===== RECORDED DATA
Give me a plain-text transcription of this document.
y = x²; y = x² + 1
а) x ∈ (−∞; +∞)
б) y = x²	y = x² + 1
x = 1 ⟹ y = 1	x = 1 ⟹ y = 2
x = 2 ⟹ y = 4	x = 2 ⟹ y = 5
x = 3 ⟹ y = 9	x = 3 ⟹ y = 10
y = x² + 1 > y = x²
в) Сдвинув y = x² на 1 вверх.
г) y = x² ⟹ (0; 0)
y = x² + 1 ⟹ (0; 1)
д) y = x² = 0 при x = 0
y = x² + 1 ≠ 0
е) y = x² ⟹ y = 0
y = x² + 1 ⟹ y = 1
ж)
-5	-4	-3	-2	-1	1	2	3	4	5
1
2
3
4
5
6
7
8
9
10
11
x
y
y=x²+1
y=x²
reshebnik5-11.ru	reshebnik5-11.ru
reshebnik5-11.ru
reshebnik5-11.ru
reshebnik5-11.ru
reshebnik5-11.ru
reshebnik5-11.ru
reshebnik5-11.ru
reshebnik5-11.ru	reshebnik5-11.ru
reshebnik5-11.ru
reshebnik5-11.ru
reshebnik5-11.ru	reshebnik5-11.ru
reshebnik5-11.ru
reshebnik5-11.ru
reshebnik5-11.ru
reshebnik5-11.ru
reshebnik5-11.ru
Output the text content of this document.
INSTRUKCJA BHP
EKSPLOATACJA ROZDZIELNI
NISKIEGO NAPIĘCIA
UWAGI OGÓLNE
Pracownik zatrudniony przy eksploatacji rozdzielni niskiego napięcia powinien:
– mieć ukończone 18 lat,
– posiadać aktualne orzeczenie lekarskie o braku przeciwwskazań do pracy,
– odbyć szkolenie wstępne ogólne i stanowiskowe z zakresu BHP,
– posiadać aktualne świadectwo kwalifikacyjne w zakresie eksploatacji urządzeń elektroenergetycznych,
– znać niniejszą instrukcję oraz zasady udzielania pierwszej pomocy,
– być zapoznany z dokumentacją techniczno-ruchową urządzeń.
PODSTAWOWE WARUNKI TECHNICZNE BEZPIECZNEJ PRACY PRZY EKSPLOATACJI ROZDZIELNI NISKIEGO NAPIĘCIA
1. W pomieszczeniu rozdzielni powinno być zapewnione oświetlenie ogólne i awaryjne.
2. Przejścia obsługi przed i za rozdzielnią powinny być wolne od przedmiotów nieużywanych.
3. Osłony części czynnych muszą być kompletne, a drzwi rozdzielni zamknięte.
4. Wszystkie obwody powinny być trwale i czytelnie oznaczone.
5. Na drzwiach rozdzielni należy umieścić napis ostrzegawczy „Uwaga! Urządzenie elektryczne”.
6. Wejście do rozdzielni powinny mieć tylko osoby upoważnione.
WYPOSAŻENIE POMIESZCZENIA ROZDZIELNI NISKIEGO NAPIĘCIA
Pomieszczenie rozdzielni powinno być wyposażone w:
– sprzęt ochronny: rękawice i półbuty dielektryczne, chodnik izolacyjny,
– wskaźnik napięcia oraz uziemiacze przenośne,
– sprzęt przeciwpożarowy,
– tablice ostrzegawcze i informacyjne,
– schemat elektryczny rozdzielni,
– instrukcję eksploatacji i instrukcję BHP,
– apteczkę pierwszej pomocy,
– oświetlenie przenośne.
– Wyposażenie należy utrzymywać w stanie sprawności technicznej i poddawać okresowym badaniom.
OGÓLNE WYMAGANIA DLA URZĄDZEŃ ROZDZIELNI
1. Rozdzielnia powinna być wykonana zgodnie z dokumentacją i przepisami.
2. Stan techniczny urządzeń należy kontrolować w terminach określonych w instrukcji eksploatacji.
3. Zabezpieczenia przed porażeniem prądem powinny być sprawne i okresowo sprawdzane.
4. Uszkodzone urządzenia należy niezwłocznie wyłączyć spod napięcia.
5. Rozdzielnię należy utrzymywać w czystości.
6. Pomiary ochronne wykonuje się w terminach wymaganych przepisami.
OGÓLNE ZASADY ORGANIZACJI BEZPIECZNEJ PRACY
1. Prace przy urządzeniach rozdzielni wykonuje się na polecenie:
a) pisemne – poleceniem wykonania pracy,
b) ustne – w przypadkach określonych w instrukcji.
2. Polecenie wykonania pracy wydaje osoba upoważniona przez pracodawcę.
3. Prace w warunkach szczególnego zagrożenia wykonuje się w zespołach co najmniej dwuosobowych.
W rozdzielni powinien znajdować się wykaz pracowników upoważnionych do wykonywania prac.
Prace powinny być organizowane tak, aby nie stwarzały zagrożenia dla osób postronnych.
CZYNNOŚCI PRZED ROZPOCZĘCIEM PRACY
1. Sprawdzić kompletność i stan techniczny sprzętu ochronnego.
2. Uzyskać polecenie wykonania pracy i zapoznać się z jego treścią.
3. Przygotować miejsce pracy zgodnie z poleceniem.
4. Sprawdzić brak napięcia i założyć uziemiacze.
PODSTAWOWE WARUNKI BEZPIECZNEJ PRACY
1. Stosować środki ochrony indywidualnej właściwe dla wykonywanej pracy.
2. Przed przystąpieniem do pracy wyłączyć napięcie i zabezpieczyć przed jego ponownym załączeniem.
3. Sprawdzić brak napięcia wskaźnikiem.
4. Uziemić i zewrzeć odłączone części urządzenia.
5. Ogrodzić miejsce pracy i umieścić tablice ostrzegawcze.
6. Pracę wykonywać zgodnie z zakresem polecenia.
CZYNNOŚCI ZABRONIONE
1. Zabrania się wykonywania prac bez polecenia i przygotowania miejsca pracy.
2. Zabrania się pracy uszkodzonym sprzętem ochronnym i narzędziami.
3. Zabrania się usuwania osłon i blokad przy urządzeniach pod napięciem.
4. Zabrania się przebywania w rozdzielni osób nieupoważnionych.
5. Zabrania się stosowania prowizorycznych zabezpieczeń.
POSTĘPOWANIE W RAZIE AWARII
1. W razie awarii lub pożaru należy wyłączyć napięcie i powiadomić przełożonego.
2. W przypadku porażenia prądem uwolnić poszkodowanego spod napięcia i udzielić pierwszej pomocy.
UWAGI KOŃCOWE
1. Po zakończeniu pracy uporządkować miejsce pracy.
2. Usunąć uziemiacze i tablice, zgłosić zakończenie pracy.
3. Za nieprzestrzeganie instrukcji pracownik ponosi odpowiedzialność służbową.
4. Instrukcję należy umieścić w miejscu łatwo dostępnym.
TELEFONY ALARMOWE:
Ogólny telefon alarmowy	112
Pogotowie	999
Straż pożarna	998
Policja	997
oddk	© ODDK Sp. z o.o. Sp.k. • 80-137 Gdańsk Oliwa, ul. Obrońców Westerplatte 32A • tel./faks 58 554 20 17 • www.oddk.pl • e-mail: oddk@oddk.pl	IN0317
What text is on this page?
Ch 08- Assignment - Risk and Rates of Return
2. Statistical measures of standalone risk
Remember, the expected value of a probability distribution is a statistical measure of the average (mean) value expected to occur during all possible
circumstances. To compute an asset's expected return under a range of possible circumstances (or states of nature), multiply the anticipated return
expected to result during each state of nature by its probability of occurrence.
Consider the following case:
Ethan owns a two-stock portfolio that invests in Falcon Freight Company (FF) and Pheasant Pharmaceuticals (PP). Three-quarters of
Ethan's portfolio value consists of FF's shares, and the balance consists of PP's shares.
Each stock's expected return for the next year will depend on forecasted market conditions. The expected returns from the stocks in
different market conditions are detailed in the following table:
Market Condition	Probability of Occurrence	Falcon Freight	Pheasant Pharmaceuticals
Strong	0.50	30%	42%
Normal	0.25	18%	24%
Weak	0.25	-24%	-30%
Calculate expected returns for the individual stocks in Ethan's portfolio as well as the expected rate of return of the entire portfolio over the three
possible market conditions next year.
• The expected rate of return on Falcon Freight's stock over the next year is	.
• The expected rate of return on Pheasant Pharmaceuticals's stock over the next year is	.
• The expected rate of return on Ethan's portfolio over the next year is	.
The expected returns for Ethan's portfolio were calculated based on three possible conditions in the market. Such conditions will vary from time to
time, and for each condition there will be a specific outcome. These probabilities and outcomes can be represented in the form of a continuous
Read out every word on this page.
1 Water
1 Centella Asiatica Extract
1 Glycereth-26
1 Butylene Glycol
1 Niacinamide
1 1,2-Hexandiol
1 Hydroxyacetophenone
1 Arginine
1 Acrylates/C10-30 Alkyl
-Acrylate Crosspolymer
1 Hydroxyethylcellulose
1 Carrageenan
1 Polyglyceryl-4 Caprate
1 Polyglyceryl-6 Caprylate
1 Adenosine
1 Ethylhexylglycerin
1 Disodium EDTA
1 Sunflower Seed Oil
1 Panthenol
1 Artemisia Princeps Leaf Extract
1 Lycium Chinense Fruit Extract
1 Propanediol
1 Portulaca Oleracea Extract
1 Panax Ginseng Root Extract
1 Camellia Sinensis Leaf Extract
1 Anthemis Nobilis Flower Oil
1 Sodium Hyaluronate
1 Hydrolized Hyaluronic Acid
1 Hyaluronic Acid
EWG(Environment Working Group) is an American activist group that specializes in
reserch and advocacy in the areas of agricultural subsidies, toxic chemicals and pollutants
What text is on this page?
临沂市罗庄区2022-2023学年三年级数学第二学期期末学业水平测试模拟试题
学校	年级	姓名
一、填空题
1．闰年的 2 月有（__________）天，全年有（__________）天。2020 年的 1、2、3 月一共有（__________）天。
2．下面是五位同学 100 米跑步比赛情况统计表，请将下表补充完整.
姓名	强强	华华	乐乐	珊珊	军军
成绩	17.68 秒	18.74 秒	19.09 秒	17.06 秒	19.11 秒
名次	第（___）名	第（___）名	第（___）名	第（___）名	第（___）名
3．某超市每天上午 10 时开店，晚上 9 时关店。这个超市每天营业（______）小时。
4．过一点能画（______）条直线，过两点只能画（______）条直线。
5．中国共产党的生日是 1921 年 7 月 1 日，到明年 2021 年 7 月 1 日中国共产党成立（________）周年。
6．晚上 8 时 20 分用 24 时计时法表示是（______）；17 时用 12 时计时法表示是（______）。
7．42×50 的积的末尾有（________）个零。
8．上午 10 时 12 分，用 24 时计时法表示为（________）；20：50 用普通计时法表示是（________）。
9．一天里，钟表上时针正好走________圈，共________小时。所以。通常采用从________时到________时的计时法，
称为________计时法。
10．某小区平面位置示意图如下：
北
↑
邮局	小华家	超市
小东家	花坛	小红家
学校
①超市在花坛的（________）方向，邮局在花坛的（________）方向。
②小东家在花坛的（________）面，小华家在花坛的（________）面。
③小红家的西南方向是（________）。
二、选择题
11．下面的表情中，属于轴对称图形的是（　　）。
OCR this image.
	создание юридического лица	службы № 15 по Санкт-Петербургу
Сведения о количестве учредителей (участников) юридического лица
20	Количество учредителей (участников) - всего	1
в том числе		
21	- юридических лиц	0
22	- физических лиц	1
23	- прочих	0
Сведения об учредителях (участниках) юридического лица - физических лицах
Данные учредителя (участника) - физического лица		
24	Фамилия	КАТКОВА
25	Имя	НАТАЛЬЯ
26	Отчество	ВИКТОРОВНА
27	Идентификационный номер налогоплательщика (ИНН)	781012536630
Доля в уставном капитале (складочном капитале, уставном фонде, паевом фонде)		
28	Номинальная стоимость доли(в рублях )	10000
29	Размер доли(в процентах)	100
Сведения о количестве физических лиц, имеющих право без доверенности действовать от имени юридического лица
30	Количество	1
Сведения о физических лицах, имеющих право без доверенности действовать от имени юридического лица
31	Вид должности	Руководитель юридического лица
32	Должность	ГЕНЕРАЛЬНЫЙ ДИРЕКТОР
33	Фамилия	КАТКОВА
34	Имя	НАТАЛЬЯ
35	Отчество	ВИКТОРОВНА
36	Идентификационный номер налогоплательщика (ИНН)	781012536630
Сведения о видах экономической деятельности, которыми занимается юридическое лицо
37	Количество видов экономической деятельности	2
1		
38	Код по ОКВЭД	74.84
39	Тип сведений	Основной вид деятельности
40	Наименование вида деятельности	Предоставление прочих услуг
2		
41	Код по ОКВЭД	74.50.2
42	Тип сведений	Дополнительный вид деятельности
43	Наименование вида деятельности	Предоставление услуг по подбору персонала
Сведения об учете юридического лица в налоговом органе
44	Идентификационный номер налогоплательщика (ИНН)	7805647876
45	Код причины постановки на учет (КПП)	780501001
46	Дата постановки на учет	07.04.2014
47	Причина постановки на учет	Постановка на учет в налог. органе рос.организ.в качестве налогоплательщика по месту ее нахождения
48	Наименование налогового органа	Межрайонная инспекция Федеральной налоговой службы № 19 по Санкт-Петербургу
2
==========
_CHALLENGE_.
Using the listing above, locate the lines that hold "PODSTAWOWE" and copy each one.

_RESPONSE FOR THIS EXERCISE_.
PODSTAWOWE WARUNKI TECHNICZNE BEZPIECZNEJ PRACY PRZY EKSPLOATACJI ROZDZIELNI NISKIEGO NAPIĘCIA
PODSTAWOWE WARUNKI BEZPIECZNEJ PRACY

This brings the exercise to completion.